■ Quoted text
- - -
In my earliest days in Sukhumvit Road, Bangkok, I imagined they must just see a tourist. Probably a sex tourist. As time passed and I wandered around with a briefcase they probably imagined I was a door to door English teacher by day and a sex pest at night. Yes, they were never far off the mark.

 

When I travelled around the city in a suit and tie on a 750 cc chopper they probably thought I was heading off to some boiler room before going to a bar for more sex-patting. It amused me that in reality I was on my way to teach Thai manners to hi-so six year olds or perform Buddhist rites for Teachers' Day!

 

In the early 90s I would occasionally sit wistfully in go-go bars in Patpong. Surely here was fair game, thought the ladies, surely here was a sex tourist ripe for the slaughter. Wrong again....that vacant look on my face was because I was mentally anagramming the name of the bar into six and seven letter words ahead of the Scrabble tournament next day. I'd down a happy hour beer and get an early night in preparation.

 

These days I wander around the capital or ride a bike with my three and six year old daughters in tow. Perhaps I am not a tourist anymore, in their eyes. When the children become teens I shall once again be a scurrilous white skinned miscreant up to no good with underage lasses.
- - -
(Element and region data)
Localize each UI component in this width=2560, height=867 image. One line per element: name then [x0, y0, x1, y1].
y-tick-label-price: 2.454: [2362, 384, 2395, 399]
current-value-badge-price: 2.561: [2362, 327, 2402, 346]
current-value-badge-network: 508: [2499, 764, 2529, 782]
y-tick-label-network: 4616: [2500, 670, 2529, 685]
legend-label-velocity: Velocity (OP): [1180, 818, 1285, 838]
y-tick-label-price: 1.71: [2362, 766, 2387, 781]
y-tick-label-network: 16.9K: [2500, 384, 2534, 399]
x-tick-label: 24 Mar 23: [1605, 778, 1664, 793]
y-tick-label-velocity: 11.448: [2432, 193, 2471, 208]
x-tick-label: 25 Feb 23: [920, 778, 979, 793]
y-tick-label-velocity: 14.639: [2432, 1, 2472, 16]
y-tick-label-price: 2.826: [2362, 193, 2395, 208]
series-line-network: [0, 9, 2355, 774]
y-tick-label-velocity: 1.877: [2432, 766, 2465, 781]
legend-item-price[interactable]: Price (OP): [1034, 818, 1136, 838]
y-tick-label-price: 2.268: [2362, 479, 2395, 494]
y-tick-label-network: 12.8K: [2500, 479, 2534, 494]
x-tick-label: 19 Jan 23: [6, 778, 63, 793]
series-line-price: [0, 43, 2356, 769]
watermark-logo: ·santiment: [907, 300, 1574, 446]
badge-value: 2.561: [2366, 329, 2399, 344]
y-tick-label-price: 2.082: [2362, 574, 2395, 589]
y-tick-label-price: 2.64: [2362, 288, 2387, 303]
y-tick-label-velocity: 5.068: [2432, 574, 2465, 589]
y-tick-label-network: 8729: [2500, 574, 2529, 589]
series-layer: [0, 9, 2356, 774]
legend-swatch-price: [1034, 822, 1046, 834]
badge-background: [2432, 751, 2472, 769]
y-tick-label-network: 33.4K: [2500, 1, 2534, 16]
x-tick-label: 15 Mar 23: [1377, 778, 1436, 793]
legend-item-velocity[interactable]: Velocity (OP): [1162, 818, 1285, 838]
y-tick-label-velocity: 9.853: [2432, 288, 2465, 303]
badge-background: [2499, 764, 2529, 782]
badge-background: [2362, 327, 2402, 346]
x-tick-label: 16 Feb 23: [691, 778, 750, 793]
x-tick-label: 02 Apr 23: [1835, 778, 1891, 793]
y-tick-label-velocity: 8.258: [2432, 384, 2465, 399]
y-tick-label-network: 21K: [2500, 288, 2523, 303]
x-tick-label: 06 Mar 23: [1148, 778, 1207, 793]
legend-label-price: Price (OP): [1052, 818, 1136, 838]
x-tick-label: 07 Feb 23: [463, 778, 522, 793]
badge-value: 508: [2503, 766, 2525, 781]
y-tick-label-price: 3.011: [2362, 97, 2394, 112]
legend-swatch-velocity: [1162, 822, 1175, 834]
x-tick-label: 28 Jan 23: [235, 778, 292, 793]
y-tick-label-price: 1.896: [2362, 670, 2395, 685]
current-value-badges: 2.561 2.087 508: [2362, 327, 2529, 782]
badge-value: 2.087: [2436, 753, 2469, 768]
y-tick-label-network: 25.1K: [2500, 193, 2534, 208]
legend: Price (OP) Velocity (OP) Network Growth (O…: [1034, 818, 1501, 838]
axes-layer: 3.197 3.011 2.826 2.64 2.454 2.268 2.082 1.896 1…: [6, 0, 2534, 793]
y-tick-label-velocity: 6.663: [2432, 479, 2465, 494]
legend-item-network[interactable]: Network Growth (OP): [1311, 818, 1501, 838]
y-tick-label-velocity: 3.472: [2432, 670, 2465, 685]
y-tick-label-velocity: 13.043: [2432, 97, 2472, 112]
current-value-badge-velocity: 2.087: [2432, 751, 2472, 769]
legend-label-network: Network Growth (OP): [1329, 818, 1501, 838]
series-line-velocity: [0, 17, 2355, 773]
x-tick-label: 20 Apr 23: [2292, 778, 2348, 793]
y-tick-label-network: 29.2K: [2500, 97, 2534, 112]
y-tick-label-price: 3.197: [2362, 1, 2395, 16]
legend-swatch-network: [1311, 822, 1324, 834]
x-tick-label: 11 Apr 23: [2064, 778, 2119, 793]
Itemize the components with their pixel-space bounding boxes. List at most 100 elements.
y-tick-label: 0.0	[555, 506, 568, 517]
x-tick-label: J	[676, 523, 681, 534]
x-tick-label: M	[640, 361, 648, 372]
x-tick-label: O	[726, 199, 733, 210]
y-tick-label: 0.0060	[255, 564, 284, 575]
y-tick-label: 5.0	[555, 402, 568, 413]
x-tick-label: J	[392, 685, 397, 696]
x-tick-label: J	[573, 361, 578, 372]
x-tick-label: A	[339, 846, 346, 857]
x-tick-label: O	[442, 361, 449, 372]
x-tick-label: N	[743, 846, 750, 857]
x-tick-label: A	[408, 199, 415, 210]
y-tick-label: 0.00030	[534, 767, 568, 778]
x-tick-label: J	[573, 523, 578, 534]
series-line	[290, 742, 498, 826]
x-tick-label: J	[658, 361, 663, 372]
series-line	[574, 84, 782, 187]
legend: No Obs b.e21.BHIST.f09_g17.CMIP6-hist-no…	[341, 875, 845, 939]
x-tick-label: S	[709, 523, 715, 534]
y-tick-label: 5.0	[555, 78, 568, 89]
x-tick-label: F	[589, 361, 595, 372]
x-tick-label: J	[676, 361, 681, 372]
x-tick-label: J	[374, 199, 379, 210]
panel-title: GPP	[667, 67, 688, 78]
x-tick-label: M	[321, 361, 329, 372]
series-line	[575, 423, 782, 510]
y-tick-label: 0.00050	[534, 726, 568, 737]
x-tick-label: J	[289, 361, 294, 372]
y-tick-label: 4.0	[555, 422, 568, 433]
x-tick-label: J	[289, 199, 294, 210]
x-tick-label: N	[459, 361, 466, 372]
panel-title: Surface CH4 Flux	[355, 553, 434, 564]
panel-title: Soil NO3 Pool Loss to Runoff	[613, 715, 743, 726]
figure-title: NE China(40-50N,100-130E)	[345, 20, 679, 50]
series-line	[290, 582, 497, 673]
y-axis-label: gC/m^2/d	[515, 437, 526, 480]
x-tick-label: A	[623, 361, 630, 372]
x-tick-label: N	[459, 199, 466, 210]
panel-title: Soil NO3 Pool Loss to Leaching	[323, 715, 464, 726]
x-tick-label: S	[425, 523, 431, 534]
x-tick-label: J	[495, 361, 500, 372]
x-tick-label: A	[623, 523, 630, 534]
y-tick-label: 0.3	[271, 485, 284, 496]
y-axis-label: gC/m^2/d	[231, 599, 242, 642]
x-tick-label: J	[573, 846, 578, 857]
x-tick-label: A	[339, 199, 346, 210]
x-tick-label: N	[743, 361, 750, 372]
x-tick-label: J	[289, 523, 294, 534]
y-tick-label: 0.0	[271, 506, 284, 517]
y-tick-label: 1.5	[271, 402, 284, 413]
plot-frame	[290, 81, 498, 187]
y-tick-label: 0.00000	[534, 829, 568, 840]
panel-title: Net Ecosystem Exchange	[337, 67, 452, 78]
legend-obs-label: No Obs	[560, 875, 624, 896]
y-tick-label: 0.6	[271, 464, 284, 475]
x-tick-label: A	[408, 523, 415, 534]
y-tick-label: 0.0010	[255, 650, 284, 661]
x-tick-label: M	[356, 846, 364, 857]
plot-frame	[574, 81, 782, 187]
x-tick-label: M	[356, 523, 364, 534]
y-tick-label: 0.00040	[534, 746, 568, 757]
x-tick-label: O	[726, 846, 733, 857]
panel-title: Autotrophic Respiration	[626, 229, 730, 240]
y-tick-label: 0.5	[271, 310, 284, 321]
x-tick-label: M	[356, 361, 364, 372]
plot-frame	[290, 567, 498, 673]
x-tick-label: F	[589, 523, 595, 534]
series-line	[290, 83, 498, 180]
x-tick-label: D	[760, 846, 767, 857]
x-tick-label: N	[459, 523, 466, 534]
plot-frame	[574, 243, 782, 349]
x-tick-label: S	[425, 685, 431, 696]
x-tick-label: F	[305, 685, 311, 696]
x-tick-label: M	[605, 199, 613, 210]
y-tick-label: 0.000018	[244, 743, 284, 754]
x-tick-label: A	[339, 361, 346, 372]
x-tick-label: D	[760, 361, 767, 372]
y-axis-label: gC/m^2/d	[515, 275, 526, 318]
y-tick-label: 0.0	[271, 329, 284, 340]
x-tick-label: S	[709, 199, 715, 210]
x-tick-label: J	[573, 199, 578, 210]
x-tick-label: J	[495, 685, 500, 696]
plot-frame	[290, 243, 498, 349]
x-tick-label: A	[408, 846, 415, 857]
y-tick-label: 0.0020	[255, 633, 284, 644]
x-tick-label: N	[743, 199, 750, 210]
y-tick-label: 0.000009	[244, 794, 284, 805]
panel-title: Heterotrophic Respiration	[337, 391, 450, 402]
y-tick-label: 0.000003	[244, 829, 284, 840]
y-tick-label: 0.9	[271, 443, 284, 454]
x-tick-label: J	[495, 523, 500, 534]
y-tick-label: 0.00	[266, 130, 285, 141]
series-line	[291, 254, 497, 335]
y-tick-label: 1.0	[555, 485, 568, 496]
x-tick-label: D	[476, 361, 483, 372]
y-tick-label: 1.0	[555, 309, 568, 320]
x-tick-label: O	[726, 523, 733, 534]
- - -
■ Set task A
According to the Bangkok text, what vehicle did the writer ride around the city in a suit and tie?
■ Set task B
Print the part of the Bangkok text that begins at the words "In my earliest" and stops after the words "for Teachers' Day!".

■ Problem solution A
A 750 cc chopper.

■ Problem solution B
In my earliest days in Sukhumvit Road, Bangkok, I imagined they must just see a tourist. Probably a sex tourist. As time passed and I wandered around with a briefcase they probably imagined I was a door to door English teacher by day and a sex pest at night. Yes, they were never far off the mark.

 

When I travelled around the city in a suit and tie on a 750 cc chopper they probably thought I was heading off to some boiler room before going to a bar for more sex-patting. It amused me that in reality I was on my way to teach Thai manners to hi-so six year olds or perform Buddhist rites for Teachers' Day!